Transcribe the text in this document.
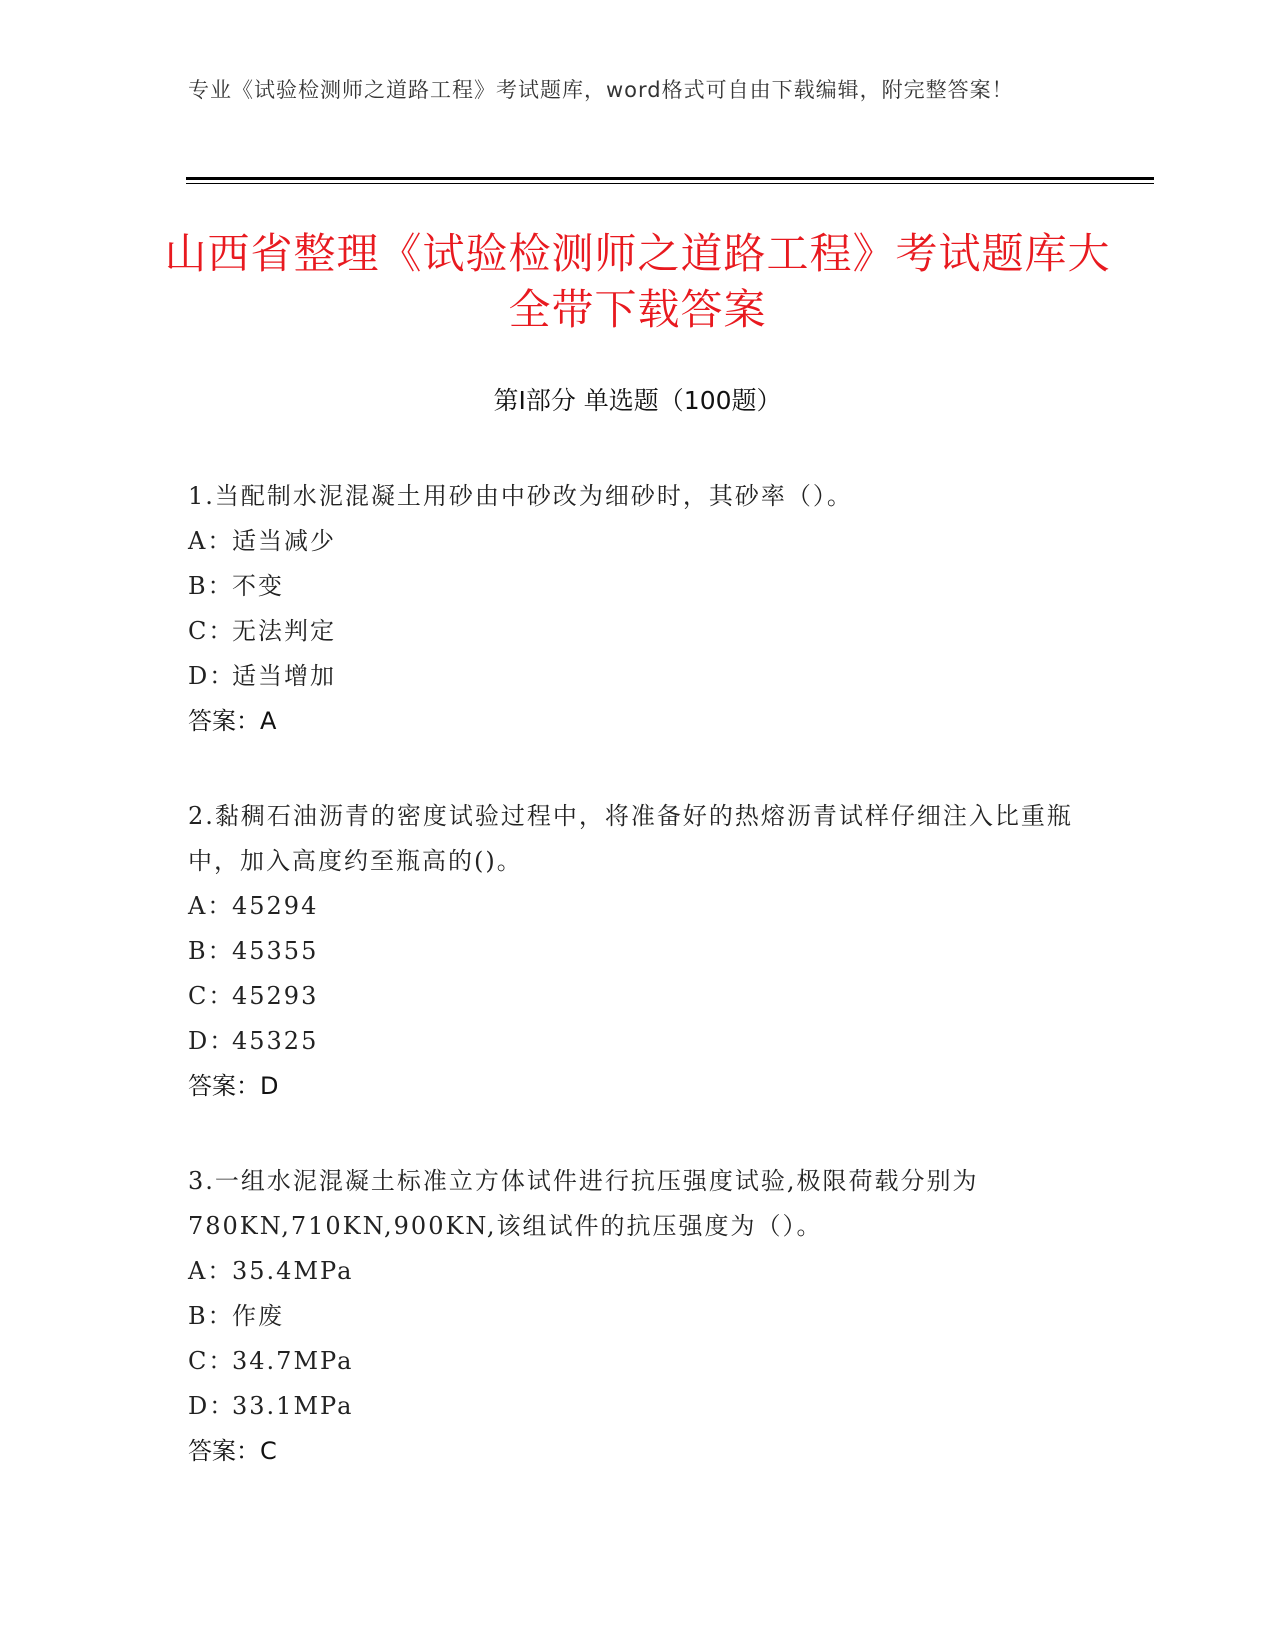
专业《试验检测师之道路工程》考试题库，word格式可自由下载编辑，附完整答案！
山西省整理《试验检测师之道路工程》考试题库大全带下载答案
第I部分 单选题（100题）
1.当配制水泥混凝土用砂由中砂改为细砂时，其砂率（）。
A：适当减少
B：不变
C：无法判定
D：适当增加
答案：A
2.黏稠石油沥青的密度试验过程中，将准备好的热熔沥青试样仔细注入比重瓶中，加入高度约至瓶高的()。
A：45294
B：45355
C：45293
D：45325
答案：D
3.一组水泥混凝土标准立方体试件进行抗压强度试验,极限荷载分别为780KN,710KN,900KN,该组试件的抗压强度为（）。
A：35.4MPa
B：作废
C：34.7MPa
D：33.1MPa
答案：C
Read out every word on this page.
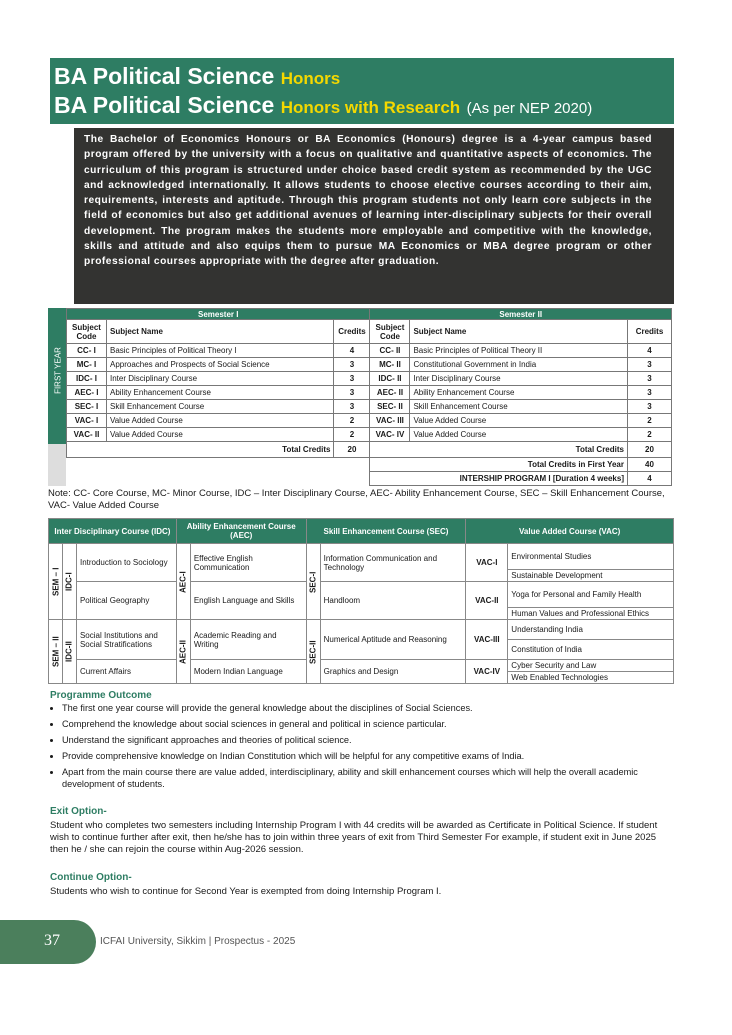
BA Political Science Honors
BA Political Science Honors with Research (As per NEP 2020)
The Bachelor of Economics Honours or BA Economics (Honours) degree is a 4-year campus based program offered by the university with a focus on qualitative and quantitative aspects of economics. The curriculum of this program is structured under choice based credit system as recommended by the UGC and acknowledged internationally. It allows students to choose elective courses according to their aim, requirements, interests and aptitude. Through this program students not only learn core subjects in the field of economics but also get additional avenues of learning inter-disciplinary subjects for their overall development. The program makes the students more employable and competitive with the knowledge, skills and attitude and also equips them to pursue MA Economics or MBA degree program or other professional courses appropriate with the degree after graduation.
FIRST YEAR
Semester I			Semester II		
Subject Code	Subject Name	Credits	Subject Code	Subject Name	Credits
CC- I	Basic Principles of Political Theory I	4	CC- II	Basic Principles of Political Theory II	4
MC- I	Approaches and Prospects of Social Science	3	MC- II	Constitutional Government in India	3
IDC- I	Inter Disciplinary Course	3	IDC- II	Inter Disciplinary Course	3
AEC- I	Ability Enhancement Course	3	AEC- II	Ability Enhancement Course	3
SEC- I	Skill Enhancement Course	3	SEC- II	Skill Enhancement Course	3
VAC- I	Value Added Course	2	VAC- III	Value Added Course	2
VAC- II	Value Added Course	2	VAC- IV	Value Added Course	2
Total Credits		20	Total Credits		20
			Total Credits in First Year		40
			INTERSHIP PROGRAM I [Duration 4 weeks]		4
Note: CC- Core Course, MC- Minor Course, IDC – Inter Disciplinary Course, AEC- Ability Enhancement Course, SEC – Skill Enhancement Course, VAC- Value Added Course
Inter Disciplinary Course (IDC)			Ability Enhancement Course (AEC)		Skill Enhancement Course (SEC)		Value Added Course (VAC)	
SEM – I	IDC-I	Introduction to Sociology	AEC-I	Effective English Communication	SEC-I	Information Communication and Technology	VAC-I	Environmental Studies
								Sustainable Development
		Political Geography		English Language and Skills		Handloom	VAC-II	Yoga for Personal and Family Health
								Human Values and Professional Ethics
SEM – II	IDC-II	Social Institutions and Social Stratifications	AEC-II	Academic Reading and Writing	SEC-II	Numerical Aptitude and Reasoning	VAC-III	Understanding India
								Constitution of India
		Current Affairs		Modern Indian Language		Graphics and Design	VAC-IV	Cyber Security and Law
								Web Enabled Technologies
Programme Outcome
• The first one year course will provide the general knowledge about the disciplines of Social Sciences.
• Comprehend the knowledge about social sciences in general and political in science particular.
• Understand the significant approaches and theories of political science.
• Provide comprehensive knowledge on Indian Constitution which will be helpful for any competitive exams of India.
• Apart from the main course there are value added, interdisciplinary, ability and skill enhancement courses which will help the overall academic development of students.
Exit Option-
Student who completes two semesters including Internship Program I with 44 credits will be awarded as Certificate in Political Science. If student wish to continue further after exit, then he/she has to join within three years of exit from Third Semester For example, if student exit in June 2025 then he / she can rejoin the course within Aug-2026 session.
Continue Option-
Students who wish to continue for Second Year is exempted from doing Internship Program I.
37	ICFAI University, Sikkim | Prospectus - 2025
--------------------------------------------------
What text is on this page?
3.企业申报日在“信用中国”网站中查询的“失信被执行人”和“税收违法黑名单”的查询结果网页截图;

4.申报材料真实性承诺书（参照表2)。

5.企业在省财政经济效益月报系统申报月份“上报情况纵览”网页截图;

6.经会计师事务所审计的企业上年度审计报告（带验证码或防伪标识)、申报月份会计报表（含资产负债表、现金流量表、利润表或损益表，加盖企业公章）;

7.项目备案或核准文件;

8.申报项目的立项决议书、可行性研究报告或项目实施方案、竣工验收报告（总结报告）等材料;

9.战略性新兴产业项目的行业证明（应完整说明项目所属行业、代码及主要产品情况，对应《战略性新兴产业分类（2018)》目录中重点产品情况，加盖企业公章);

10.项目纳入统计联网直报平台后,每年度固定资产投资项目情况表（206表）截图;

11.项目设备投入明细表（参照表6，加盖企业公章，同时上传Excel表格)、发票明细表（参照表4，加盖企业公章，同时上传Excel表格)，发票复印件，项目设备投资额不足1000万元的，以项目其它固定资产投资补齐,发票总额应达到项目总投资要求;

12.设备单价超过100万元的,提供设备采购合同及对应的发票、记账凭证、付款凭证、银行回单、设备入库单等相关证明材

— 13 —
--------------------------------------------------
* WHAT TO PRODUCE: Write out every line of the preceding listing that contains "text".

* FINAL ANSWER:
Transcribe the text in this document.
What text is on this page?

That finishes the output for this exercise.